Provided information:
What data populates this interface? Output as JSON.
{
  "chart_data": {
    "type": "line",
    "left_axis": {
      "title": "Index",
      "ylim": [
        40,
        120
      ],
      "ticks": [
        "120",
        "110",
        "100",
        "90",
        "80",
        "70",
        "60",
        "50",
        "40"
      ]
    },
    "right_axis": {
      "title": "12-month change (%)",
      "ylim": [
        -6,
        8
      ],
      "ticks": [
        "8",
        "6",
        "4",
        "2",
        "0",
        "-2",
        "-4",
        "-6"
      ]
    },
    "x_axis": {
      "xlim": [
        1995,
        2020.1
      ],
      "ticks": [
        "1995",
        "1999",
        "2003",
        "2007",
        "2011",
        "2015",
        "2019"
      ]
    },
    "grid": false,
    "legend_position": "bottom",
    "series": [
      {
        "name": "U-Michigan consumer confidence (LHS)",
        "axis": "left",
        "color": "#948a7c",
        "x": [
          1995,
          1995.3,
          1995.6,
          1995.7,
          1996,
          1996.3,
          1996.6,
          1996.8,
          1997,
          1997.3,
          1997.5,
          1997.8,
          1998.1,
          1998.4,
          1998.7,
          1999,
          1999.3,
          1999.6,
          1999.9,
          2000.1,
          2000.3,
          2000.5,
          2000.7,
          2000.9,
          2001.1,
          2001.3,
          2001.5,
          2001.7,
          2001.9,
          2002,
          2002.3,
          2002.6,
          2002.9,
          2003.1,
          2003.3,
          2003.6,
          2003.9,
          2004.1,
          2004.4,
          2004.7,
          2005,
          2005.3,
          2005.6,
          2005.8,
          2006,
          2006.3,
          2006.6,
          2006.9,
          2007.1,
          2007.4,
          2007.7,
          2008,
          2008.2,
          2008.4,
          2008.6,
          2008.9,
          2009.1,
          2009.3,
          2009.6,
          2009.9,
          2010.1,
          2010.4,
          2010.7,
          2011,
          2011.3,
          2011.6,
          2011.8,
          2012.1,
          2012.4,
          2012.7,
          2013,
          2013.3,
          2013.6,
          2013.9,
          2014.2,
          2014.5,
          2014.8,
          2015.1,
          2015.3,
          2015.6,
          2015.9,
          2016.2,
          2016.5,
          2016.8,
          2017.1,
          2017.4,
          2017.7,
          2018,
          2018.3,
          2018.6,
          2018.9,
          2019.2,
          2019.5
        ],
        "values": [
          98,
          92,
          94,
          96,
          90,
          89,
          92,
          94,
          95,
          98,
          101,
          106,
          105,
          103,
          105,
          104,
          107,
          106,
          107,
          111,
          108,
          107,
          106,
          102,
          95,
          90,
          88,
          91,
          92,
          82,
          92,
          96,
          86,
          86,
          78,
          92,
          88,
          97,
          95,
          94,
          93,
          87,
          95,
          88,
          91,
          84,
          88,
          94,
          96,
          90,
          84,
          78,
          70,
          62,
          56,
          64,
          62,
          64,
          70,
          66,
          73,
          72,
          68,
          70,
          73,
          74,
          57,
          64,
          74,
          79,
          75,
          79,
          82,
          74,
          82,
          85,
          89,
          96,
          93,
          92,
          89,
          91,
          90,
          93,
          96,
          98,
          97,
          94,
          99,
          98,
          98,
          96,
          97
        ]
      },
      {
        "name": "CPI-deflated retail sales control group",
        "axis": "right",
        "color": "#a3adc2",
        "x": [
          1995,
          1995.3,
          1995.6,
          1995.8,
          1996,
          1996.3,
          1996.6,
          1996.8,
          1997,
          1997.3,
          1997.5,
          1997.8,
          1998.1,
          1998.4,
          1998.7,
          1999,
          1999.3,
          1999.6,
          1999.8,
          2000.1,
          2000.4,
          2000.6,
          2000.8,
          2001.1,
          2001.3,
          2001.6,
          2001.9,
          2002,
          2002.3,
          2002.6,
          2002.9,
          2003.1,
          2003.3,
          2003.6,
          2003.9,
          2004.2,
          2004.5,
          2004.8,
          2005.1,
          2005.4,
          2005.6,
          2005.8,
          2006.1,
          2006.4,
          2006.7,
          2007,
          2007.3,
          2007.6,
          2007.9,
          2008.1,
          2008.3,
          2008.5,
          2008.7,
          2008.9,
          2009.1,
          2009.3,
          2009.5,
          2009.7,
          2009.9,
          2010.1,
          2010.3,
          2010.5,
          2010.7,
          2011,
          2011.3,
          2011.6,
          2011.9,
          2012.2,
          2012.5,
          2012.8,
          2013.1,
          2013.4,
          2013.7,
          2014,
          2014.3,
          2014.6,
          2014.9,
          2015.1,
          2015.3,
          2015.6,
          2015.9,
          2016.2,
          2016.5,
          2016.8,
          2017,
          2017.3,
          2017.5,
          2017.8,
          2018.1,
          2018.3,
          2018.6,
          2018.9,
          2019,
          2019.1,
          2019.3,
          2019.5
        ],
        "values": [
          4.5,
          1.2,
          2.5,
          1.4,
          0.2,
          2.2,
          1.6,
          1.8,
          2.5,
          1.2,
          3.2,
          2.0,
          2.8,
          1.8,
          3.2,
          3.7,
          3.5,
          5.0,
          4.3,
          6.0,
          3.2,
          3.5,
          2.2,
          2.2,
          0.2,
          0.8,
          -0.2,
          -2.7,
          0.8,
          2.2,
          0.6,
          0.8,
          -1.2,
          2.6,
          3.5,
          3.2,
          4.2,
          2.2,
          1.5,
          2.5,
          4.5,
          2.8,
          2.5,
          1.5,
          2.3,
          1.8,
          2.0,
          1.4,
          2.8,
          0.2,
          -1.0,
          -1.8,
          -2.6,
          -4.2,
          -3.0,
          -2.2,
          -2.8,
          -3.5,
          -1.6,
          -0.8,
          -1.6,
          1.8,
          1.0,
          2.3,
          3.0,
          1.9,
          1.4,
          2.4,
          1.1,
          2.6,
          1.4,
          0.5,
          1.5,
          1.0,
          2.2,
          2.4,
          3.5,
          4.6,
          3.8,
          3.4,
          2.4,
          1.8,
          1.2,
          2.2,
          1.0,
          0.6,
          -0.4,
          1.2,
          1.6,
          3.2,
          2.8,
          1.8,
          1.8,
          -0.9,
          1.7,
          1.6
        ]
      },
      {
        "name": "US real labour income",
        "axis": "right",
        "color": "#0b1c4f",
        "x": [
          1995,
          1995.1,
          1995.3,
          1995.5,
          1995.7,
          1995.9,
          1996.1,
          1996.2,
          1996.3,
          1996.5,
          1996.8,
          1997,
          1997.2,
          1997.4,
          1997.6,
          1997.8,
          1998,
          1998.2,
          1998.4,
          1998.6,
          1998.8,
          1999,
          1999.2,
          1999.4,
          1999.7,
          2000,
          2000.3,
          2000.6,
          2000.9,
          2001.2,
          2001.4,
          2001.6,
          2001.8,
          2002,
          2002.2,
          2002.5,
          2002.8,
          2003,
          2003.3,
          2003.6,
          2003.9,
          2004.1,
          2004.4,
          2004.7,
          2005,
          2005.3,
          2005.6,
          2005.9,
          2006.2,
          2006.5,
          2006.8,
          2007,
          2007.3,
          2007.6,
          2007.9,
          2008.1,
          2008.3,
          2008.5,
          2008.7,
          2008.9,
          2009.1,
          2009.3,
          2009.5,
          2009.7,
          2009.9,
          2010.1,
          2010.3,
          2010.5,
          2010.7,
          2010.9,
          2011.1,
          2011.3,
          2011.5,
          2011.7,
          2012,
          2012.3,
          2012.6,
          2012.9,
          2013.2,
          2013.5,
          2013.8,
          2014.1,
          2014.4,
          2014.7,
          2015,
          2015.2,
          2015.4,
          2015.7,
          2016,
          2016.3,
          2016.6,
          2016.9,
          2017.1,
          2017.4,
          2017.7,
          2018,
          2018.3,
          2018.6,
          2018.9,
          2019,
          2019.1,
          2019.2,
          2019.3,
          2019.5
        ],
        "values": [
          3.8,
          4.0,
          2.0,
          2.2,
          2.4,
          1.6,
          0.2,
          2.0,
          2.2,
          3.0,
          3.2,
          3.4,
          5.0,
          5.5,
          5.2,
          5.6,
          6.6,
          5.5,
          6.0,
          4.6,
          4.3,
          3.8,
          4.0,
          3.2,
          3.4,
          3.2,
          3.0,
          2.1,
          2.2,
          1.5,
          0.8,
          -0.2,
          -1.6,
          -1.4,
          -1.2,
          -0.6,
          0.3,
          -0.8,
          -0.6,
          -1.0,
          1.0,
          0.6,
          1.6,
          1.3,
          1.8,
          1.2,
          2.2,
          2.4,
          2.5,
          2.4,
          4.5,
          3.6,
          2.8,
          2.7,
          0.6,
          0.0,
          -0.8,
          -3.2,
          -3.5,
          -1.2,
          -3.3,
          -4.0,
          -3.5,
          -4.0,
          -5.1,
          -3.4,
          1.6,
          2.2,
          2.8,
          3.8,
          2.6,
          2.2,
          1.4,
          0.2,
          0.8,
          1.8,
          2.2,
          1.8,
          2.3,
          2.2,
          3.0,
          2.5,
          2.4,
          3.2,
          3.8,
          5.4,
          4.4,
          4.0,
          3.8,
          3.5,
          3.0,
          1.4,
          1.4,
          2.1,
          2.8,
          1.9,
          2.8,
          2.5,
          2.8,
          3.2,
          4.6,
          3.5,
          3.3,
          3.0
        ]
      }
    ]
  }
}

Task instructions: Each line that contains the word "color" counts toward the total; give only that total.

Correct response: 3